_WHAT THE EXERCISE ASKS:_ Pull out each line of the data that includes the word "对于拥有一个以上运行单位的组织".

Dataset rows:
======

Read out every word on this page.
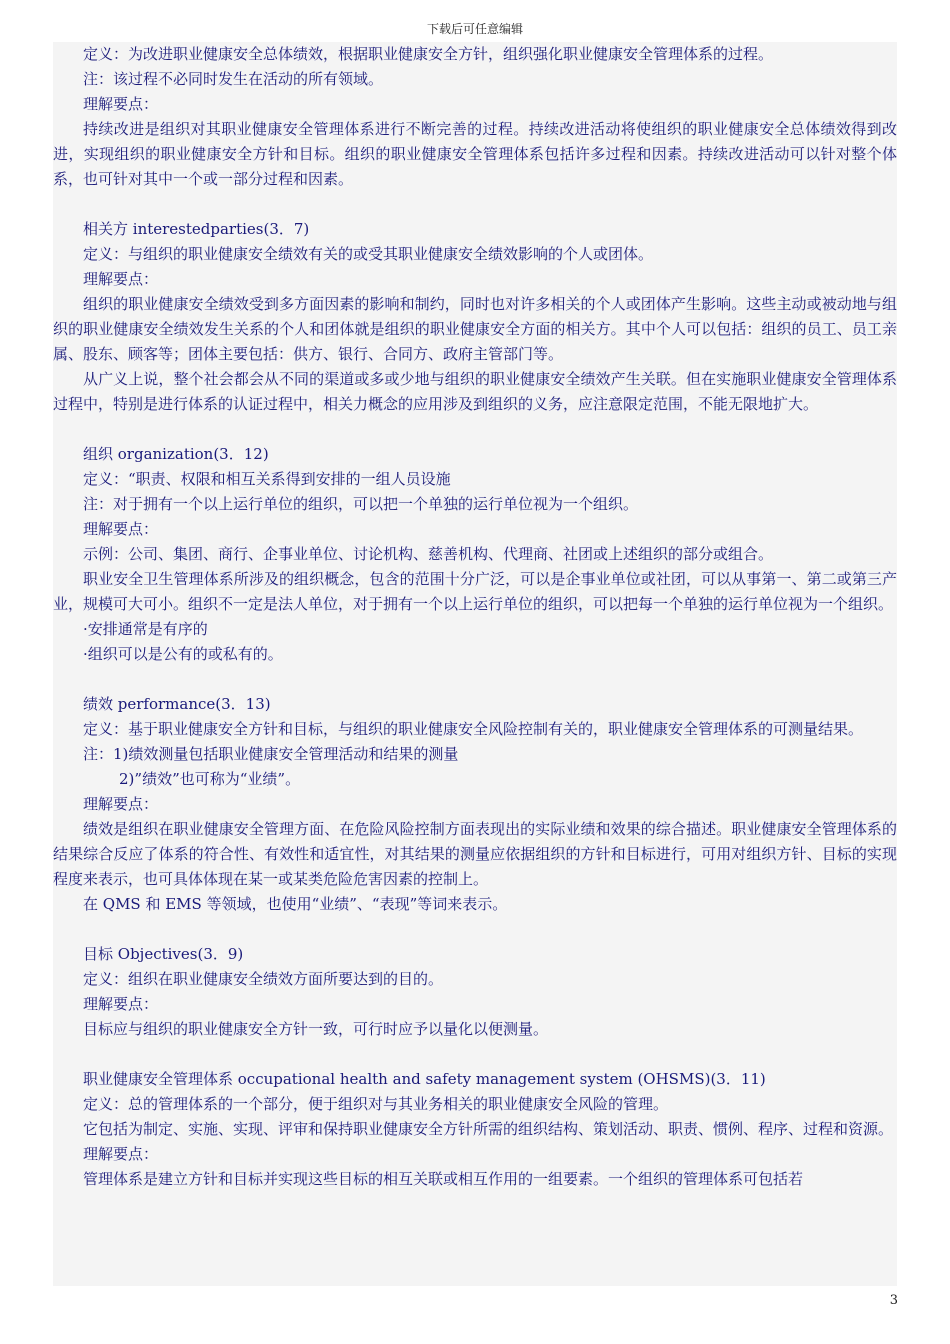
下载后可任意编辑

定义：为改进职业健康安全总体绩效，根据职业健康安全方针，组织强化职业健康安全管理体系的过程。

注：该过程不必同时发生在活动的所有领域。

理解要点：

持续改进是组织对其职业健康安全管理体系进行不断完善的过程。持续改进活动将使组织的职业健康安全总体绩效得到改进，实现组织的职业健康安全方针和目标。组织的职业健康安全管理体系包括许多过程和因素。持续改进活动可以针对整个体系，也可针对其中一个或一部分过程和因素。

相关方 interestedparties(3．7)

定义：与组织的职业健康安全绩效有关的或受其职业健康安全绩效影响的个人或团体。

理解要点：

组织的职业健康安全绩效受到多方面因素的影响和制约，同时也对许多相关的个人或团体产生影响。这些主动或被动地与组织的职业健康安全绩效发生关系的个人和团体就是组织的职业健康安全方面的相关方。其中个人可以包括：组织的员工、员工亲属、股东、顾客等；团体主要包括：供方、银行、合同方、政府主管部门等。

从广义上说，整个社会都会从不同的渠道或多或少地与组织的职业健康安全绩效产生关联。但在实施职业健康安全管理体系过程中，特别是进行体系的认证过程中，相关力概念的应用涉及到组织的义务，应注意限定范围，不能无限地扩大。

组织 organization(3．12)

定义：“职责、权限和相互关系得到安排的一组人员设施

注：对于拥有一个以上运行单位的组织，可以把一个单独的运行单位视为一个组织。

理解要点：

示例：公司、集团、商行、企事业单位、讨论机构、慈善机构、代理商、社团或上述组织的部分或组合。

职业安全卫生管理体系所涉及的组织概念，包含的范围十分广泛，可以是企事业单位或社团，可以从事第一、第二或第三产业，规模可大可小。组织不一定是法人单位，对于拥有一个以上运行单位的组织，可以把每一个单独的运行单位视为一个组织。

·安排通常是有序的

·组织可以是公有的或私有的。

绩效 performance(3．13)

定义：基于职业健康安全方针和目标，与组织的职业健康安全风险控制有关的，职业健康安全管理体系的可测量结果。

注：1)绩效测量包括职业健康安全管理活动和结果的测量

2)”绩效”也可称为“业绩”。

理解要点：

绩效是组织在职业健康安全管理方面、在危险风险控制方面表现出的实际业绩和效果的综合描述。职业健康安全管理体系的结果综合反应了体系的符合性、有效性和适宜性，对其结果的测量应依据组织的方针和目标进行，可用对组织方针、目标的实现程度来表示，也可具体体现在某一或某类危险危害因素的控制上。

在 QMS 和 EMS 等领域，也使用“业绩”、“表现”等词来表示。

目标 Objectives(3．9)

定义：组织在职业健康安全绩效方面所要达到的目的。

理解要点：

目标应与组织的职业健康安全方针一致，可行时应予以量化以便测量。

职业健康安全管理体系 occupational health and safety management system (OHSMS)(3．11)

定义：总的管理体系的一个部分，便于组织对与其业务相关的职业健康安全风险的管理。

它包括为制定、实施、实现、评审和保持职业健康安全方针所需的组织结构、策划活动、职责、惯例、程序、过程和资源。

理解要点：

管理体系是建立方针和目标并实现这些目标的相互关联或相互作用的一组要素。一个组织的管理体系可包括若

3
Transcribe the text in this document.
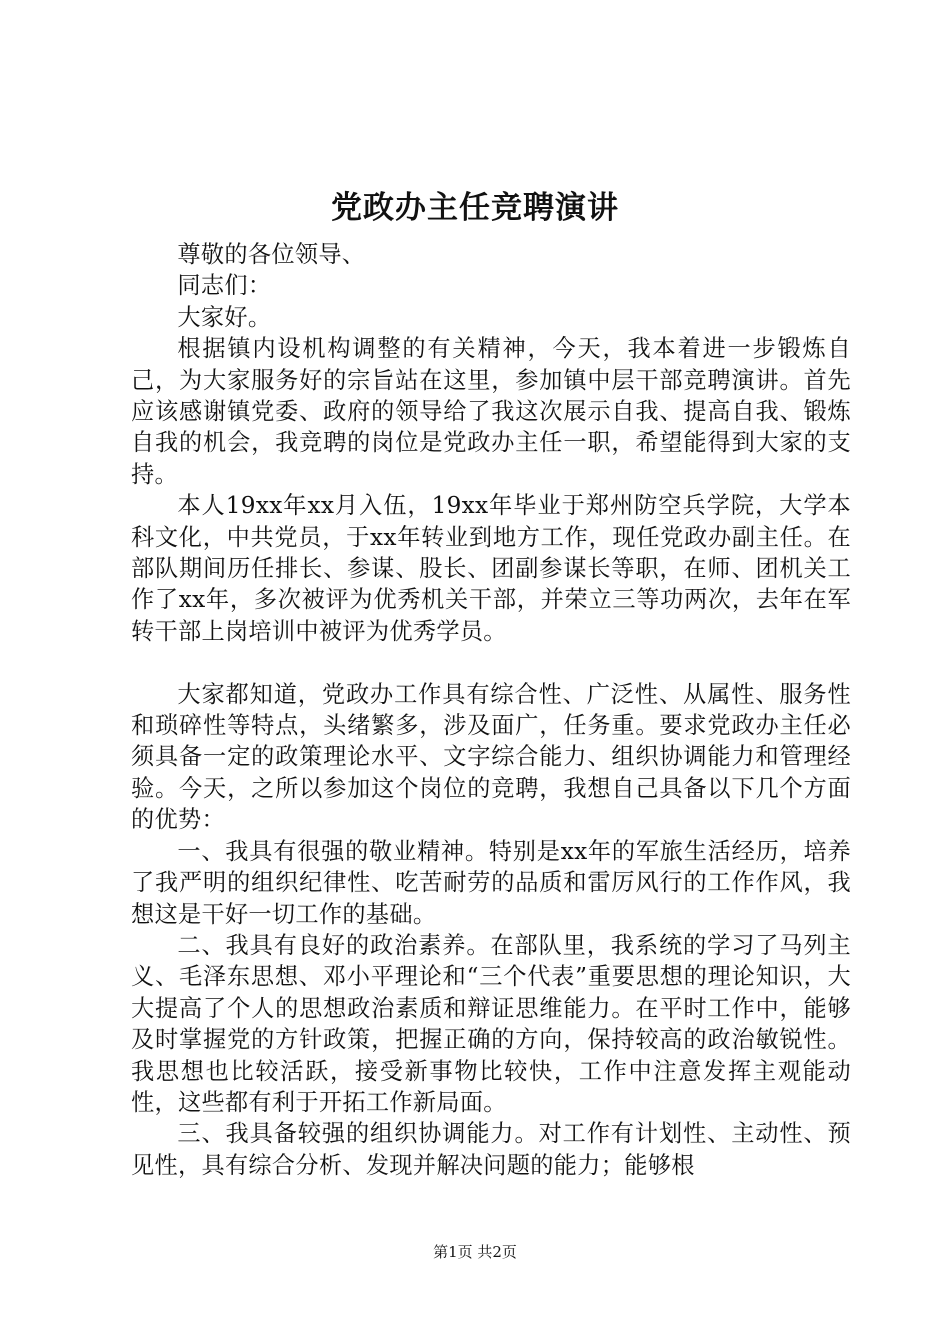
党政办主任竞聘演讲

尊敬的各位领导、

同志们：

大家好。

根据镇内设机构调整的有关精神，今天，我本着进一步锻炼自己，为大家服务好的宗旨站在这里，参加镇中层干部竞聘演讲。首先应该感谢镇党委、政府的领导给了我这次展示自我、提高自我、锻炼自我的机会，我竞聘的岗位是党政办主任一职，希望能得到大家的支持。

本人19xx年xx月入伍，19xx年毕业于郑州防空兵学院，大学本科文化，中共党员，于xx年转业到地方工作，现任党政办副主任。在部队期间历任排长、参谋、股长、团副参谋长等职，在师、团机关工作了xx年，多次被评为优秀机关干部，并荣立三等功两次，去年在军转干部上岗培训中被评为优秀学员。

大家都知道，党政办工作具有综合性、广泛性、从属性、服务性和琐碎性等特点，头绪繁多，涉及面广，任务重。要求党政办主任必须具备一定的政策理论水平、文字综合能力、组织协调能力和管理经验。今天，之所以参加这个岗位的竞聘，我想自己具备以下几个方面的优势：

一、我具有很强的敬业精神。特别是xx年的军旅生活经历，培养了我严明的组织纪律性、吃苦耐劳的品质和雷厉风行的工作作风，我想这是干好一切工作的基础。

二、我具有良好的政治素养。在部队里，我系统的学习了马列主义、毛泽东思想、邓小平理论和“三个代表”重要思想的理论知识，大大提高了个人的思想政治素质和辩证思维能力。在平时工作中，能够及时掌握党的方针政策，把握正确的方向，保持较高的政治敏锐性。我思想也比较活跃，接受新事物比较快，工作中注意发挥主观能动性，这些都有利于开拓工作新局面。

三、我具备较强的组织协调能力。对工作有计划性、主动性、预见性，具有综合分析、发现并解决问题的能力；能够根

第1页 共2页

======

_WRITTEN ANSWER:_
注：对于拥有一个以上运行单位的组织，可以把一个单独的运行单位视为一个组织。
职业安全卫生管理体系所涉及的组织概念，包含的范围十分广泛，可以是企事业单位或社团，可以从事第一、第二或第三产业，规模可大可小。组织不一定是法人单位，对于拥有一个以上运行单位的组织，可以把每一个单独的运行单位视为一个组织。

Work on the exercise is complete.